(Records from a collection of figures)
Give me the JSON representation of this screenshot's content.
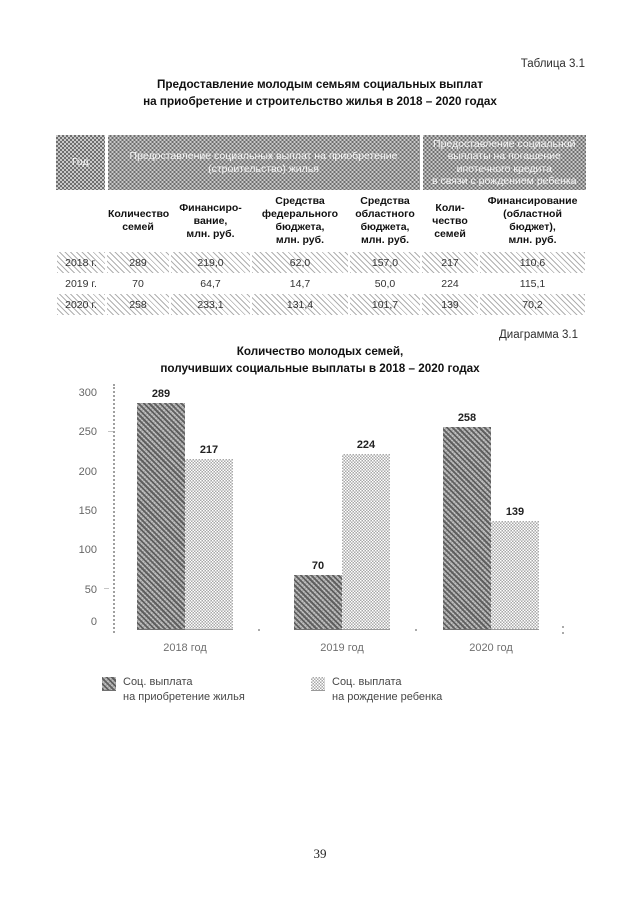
{
  "table_caption": "Таблица 3.1",
  "table_title_lines": [
    "Предоставление молодым семьям социальных выплат",
    "на приобретение и строительство жилья в 2018 – 2020 годах"
  ],
  "table": {
    "header_groups": [
      "Год",
      "Предоставление социальных выплат на приобретение\n(строительство) жилья",
      "Предоставление социальной\nвыплаты на погашение\nипотечного кредита\nв связи с рождением ребенка"
    ],
    "columns": [
      "Количество\nсемей",
      "Финансиро-\nвание,\nмлн. руб.",
      "Средства\nфедерального\nбюджета,\nмлн. руб.",
      "Средства\nобластного\nбюджета,\nмлн. руб.",
      "Коли-\nчество\nсемей",
      "Финансирование\n(областной\nбюджет),\nмлн. руб."
    ],
    "rows": [
      {
        "year": "2018 г.",
        "values": [
          "289",
          "219,0",
          "62,0",
          "157,0",
          "217",
          "110,6"
        ]
      },
      {
        "year": "2019 г.",
        "values": [
          "70",
          "64,7",
          "14,7",
          "50,0",
          "224",
          "115,1"
        ]
      },
      {
        "year": "2020 г.",
        "values": [
          "258",
          "233,1",
          "131,4",
          "101,7",
          "139",
          "70,2"
        ]
      }
    ]
  },
  "diagram_caption": "Диаграмма 3.1",
  "chart_data": {
    "type": "bar",
    "title": "Количество молодых семей, получивших социальные выплаты в 2018 – 2020 годах",
    "title_lines": [
      "Количество молодых семей,",
      "получивших социальные выплаты в 2018 – 2020 годах"
    ],
    "categories": [
      "2018 год",
      "2019 год",
      "2020 год"
    ],
    "series": [
      {
        "name": "Соц. выплата на приобретение жилья",
        "legend_label": "Соц. выплата\nна приобретение жилья",
        "values": [
          289,
          70,
          258
        ]
      },
      {
        "name": "Соц. выплата на рождение ребенка",
        "legend_label": "Соц. выплата\nна рождение ребенка",
        "values": [
          217,
          224,
          139
        ]
      }
    ],
    "ylabel": "",
    "xlabel": "",
    "ylim": [
      0,
      300
    ],
    "yticks": [
      0,
      50,
      100,
      150,
      200,
      250,
      300
    ],
    "grid": false,
    "legend_position": "bottom"
  },
  "page_number": "39"
}
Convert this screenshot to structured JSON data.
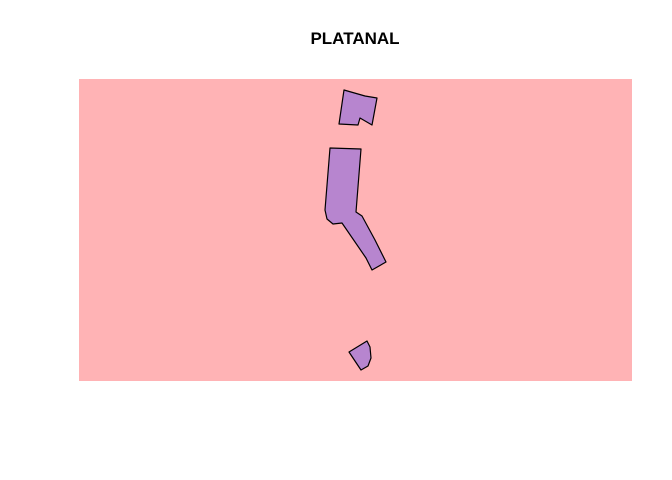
{
  "title": "PLATANAL",
  "colors": {
    "background_region": "#ffb3b5",
    "parcel_fill": "#b785cf",
    "parcel_stroke": "#000000"
  }
}
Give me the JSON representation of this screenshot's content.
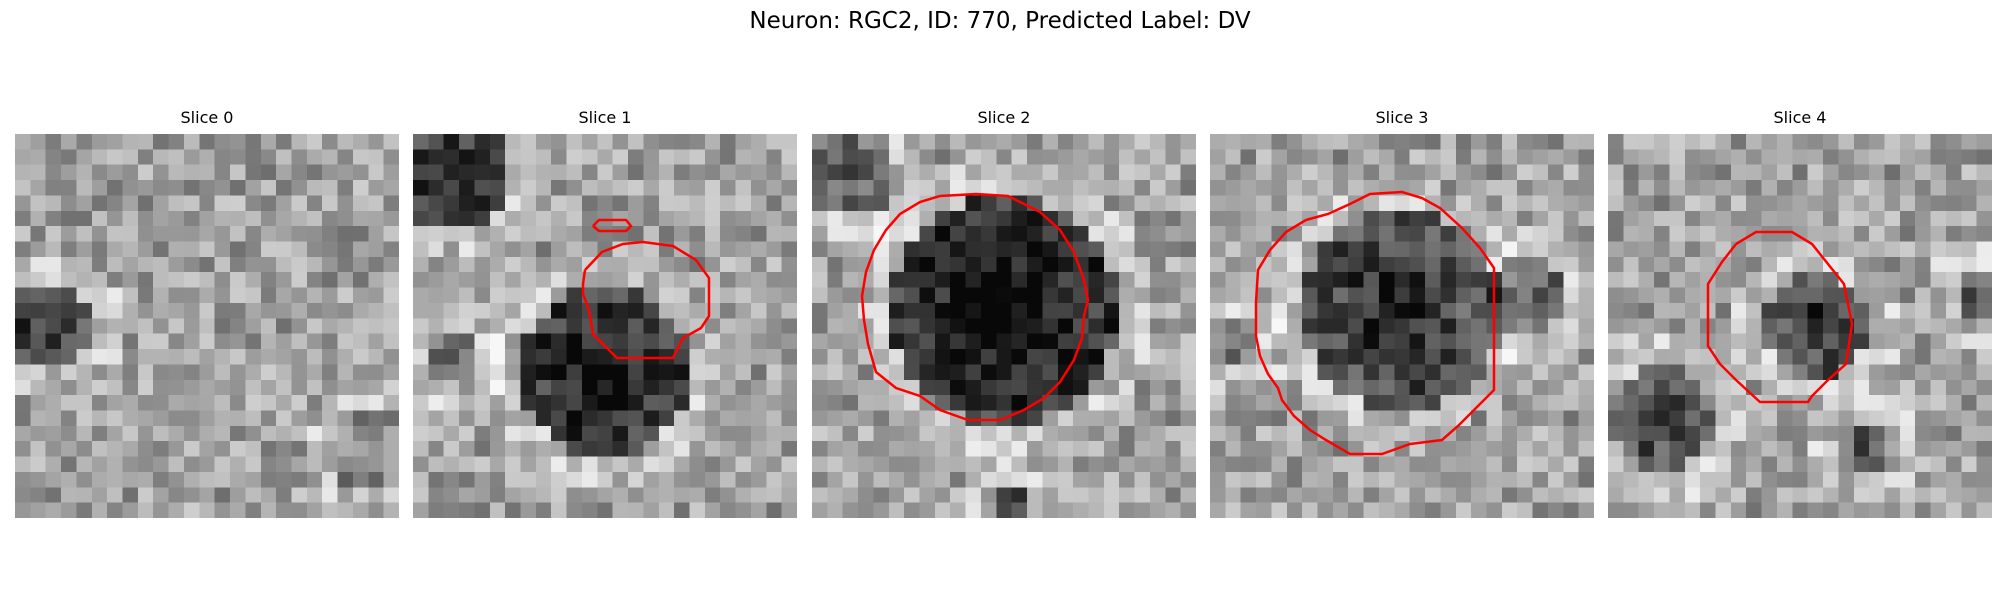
{
  "figure": {
    "title": "Neuron: RGC2, ID: 770, Predicted Label: DV"
  },
  "panels": [
    {
      "title": "Slice 0",
      "cell": "none"
    },
    {
      "title": "Slice 1",
      "cell": "dark round soma, lower center, with small bright fleck above"
    },
    {
      "title": "Slice 2",
      "cell": "large dark round soma filling center"
    },
    {
      "title": "Slice 3",
      "cell": "dark round soma, center"
    },
    {
      "title": "Slice 4",
      "cell": "small dark soma, center-right"
    }
  ],
  "contour_color": "#ff0000",
  "image_style": "grayscale 25x25 pixel patch with red segmentation outline"
}
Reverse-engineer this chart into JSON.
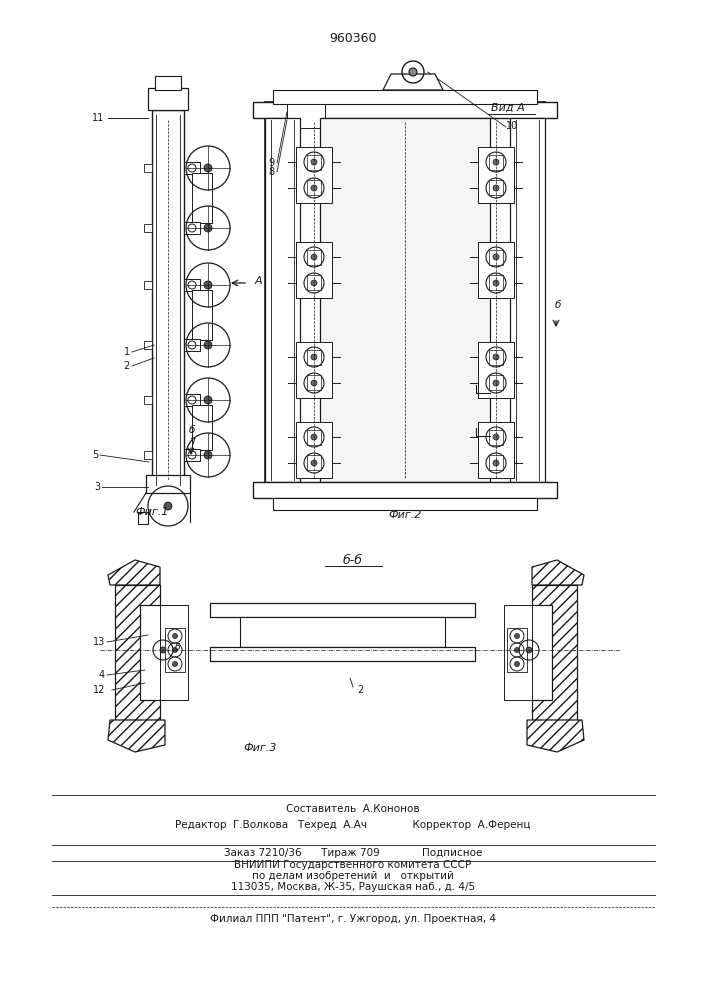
{
  "patent_number": "960360",
  "bg": "#ffffff",
  "lc": "#1a1a1a",
  "fig1_label": "Фиг.1",
  "fig2_label": "Фиг.2",
  "fig3_label": "Фиг.3",
  "vid_a_label": "Вид A",
  "bb_label": "б-б",
  "footer1": "Составитель  А.Кононов",
  "footer2": "Редактор  Г.Волкова   Техред  А.Ач              Корректор  А.Ференц",
  "footer3": "Заказ 7210/36      Тираж 709             Подписное",
  "footer4": "ВНИИПИ Государственного комитета СССР",
  "footer5": "по делам изобретений  и   открытий",
  "footer6": "113035, Москва, Ж-35, Раушская наб., д. 4/5",
  "footer7": "Филиал ППП \"Патент\", г. Ужгород, ул. Проектная, 4"
}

- **REQUIRED TASK**
Excluding the pictures, reproduce every entry exactly as given.

- **REPLY TO THE TASK**
Give me the JSON representation of this screenshot's content.
{
  "table_caption": "Таблица 3.1",
  "table_title_lines": [
    "Предоставление молодым семьям социальных выплат",
    "на приобретение и строительство жилья в 2018 – 2020 годах"
  ],
  "table": {
    "header_groups": [
      "Год",
      "Предоставление социальных выплат на приобретение\n(строительство) жилья",
      "Предоставление социальной\nвыплаты на погашение\nипотечного кредита\nв связи с рождением ребенка"
    ],
    "columns": [
      "Количество\nсемей",
      "Финансиро-\nвание,\nмлн. руб.",
      "Средства\nфедерального\nбюджета,\nмлн. руб.",
      "Средства\nобластного\nбюджета,\nмлн. руб.",
      "Коли-\nчество\nсемей",
      "Финансирование\n(областной\nбюджет),\nмлн. руб."
    ],
    "rows": [
      {
        "year": "2018 г.",
        "values": [
          "289",
          "219,0",
          "62,0",
          "157,0",
          "217",
          "110,6"
        ]
      },
      {
        "year": "2019 г.",
        "values": [
          "70",
          "64,7",
          "14,7",
          "50,0",
          "224",
          "115,1"
        ]
      },
      {
        "year": "2020 г.",
        "values": [
          "258",
          "233,1",
          "131,4",
          "101,7",
          "139",
          "70,2"
        ]
      }
    ]
  },
  "diagram_caption": "Диаграмма 3.1",
  "chart_data": {
    "type": "bar",
    "title": "Количество молодых семей, получивших социальные выплаты в 2018 – 2020 годах",
    "title_lines": [
      "Количество молодых семей,",
      "получивших социальные выплаты в 2018 – 2020 годах"
    ],
    "categories": [
      "2018 год",
      "2019 год",
      "2020 год"
    ],
    "series": [
      {
        "name": "Соц. выплата на приобретение жилья",
        "legend_label": "Соц. выплата\nна приобретение жилья",
        "values": [
          289,
          70,
          258
        ]
      },
      {
        "name": "Соц. выплата на рождение ребенка",
        "legend_label": "Соц. выплата\nна рождение ребенка",
        "values": [
          217,
          224,
          139
        ]
      }
    ],
    "ylabel": "",
    "xlabel": "",
    "ylim": [
      0,
      300
    ],
    "yticks": [
      0,
      50,
      100,
      150,
      200,
      250,
      300
    ],
    "grid": false,
    "legend_position": "bottom"
  },
  "page_number": "39"
}
Convert this screenshot to structured JSON data.
{
  "title": "PLATANAL",
  "colors": {
    "background_region": "#ffb3b5",
    "parcel_fill": "#b785cf",
    "parcel_stroke": "#000000"
  }
}
Give me the JSON representation of this screenshot's content.
{
  "figure": {
    "title": "Neuron: RGC2, ID: 770, Predicted Label: DV"
  },
  "panels": [
    {
      "title": "Slice 0",
      "cell": "none"
    },
    {
      "title": "Slice 1",
      "cell": "dark round soma, lower center, with small bright fleck above"
    },
    {
      "title": "Slice 2",
      "cell": "large dark round soma filling center"
    },
    {
      "title": "Slice 3",
      "cell": "dark round soma, center"
    },
    {
      "title": "Slice 4",
      "cell": "small dark soma, center-right"
    }
  ],
  "contour_color": "#ff0000",
  "image_style": "grayscale 25x25 pixel patch with red segmentation outline"
}
Reverse-engineer this chart into JSON.
{
  "patent_number": "960360",
  "bg": "#ffffff",
  "lc": "#1a1a1a",
  "fig1_label": "Фиг.1",
  "fig2_label": "Фиг.2",
  "fig3_label": "Фиг.3",
  "vid_a_label": "Вид A",
  "bb_label": "б-б",
  "footer1": "Составитель  А.Кононов",
  "footer2": "Редактор  Г.Волкова   Техред  А.Ач              Корректор  А.Ференц",
  "footer3": "Заказ 7210/36      Тираж 709             Подписное",
  "footer4": "ВНИИПИ Государственного комитета СССР",
  "footer5": "по делам изобретений  и   открытий",
  "footer6": "113035, Москва, Ж-35, Раушская наб., д. 4/5",
  "footer7": "Филиал ППП \"Патент\", г. Ужгород, ул. Проектная, 4"
}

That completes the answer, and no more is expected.